▶ WRITTEN REQUEST: Count how many lines hold the word "Pension" and give that number as the whole answer.

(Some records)
+++
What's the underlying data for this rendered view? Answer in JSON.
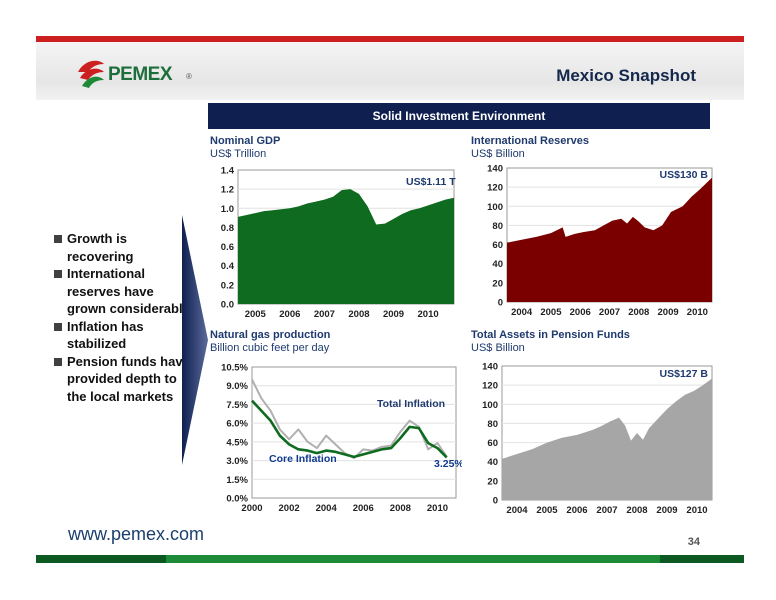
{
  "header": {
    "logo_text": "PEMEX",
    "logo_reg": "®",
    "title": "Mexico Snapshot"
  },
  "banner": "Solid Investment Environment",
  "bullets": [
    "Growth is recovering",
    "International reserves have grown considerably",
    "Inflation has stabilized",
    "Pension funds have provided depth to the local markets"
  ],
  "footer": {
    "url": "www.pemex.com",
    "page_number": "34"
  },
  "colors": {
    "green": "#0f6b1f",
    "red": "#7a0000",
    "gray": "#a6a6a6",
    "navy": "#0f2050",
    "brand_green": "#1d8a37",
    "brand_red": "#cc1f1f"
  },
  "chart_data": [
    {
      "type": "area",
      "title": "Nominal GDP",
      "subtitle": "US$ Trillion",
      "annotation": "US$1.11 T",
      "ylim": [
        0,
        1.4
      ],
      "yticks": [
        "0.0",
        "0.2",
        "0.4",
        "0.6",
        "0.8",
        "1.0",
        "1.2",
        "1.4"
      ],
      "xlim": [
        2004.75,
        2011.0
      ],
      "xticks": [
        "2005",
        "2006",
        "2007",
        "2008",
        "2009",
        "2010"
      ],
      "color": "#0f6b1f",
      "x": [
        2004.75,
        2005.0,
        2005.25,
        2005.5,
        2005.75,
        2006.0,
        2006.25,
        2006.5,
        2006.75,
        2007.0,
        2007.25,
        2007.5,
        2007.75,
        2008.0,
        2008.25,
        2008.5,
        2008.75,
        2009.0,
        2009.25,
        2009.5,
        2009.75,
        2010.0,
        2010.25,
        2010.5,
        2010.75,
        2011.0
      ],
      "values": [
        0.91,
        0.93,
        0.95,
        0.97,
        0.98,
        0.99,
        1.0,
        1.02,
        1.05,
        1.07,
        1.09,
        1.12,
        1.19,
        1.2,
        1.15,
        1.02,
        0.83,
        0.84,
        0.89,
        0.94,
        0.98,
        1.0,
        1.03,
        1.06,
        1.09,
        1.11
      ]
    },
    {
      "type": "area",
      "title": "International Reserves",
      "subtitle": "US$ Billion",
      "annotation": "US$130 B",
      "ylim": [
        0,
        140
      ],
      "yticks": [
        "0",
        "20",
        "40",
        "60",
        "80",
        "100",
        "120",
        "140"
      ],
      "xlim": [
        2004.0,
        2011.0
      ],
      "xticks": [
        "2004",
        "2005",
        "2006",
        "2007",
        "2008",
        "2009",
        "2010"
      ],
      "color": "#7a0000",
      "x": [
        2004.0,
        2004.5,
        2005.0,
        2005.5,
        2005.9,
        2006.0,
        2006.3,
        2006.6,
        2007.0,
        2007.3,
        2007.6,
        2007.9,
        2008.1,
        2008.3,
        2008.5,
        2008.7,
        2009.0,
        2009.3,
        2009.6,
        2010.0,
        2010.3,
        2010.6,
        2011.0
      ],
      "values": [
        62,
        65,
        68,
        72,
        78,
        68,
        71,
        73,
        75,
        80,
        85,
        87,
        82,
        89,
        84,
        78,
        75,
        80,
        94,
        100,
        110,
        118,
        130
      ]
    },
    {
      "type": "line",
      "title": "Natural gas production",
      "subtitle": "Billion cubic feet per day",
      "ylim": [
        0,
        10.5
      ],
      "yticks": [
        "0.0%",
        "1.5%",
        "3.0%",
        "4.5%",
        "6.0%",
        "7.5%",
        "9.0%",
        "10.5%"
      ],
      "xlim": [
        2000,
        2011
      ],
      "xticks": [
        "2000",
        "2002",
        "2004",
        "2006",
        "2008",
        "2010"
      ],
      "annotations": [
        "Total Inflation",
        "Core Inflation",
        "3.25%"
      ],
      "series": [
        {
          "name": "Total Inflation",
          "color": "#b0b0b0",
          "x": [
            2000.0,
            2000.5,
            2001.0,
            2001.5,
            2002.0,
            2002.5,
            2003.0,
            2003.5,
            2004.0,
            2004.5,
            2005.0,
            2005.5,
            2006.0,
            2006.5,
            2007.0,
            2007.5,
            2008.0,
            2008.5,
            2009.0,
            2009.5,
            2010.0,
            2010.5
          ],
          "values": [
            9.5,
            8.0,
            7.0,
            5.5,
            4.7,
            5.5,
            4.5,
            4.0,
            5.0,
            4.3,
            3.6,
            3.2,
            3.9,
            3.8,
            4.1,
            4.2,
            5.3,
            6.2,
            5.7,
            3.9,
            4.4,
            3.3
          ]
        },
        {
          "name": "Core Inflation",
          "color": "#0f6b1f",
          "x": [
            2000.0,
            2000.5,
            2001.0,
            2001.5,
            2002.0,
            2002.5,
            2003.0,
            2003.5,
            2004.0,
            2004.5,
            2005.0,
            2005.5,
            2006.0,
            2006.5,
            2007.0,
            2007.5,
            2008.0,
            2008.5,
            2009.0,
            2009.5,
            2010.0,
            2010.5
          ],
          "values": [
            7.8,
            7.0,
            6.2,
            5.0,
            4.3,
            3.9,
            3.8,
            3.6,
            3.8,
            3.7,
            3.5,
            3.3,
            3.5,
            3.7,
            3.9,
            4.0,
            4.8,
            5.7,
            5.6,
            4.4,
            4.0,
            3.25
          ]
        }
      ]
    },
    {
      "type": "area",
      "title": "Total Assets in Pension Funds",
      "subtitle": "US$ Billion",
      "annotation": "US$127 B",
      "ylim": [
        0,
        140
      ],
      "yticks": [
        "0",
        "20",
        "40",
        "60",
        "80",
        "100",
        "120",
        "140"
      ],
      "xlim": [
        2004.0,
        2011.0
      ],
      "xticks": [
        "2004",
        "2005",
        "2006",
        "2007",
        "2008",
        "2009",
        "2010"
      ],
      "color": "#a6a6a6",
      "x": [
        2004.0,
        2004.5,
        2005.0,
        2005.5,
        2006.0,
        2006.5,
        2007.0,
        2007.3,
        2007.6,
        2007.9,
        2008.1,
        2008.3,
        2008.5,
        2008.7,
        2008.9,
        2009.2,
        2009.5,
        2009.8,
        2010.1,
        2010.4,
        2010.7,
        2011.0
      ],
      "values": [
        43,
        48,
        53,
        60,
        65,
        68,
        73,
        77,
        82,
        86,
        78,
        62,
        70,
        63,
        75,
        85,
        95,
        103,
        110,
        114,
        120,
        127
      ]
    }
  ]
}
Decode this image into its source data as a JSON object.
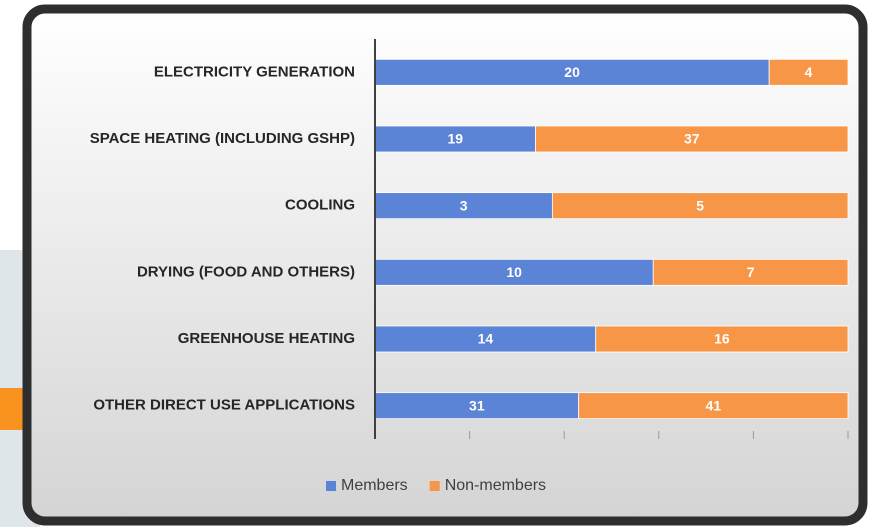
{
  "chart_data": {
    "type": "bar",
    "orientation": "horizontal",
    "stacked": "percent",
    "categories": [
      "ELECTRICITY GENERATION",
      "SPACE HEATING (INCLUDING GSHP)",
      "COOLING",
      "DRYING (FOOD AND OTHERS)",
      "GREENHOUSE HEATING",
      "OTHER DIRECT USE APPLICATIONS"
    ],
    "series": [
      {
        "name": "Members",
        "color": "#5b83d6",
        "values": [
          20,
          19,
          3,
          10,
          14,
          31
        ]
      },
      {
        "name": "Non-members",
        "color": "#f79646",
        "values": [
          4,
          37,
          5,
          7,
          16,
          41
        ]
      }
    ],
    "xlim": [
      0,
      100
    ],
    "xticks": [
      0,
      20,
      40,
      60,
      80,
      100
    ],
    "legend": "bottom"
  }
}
+++
▶ WORKED ANSWER: 2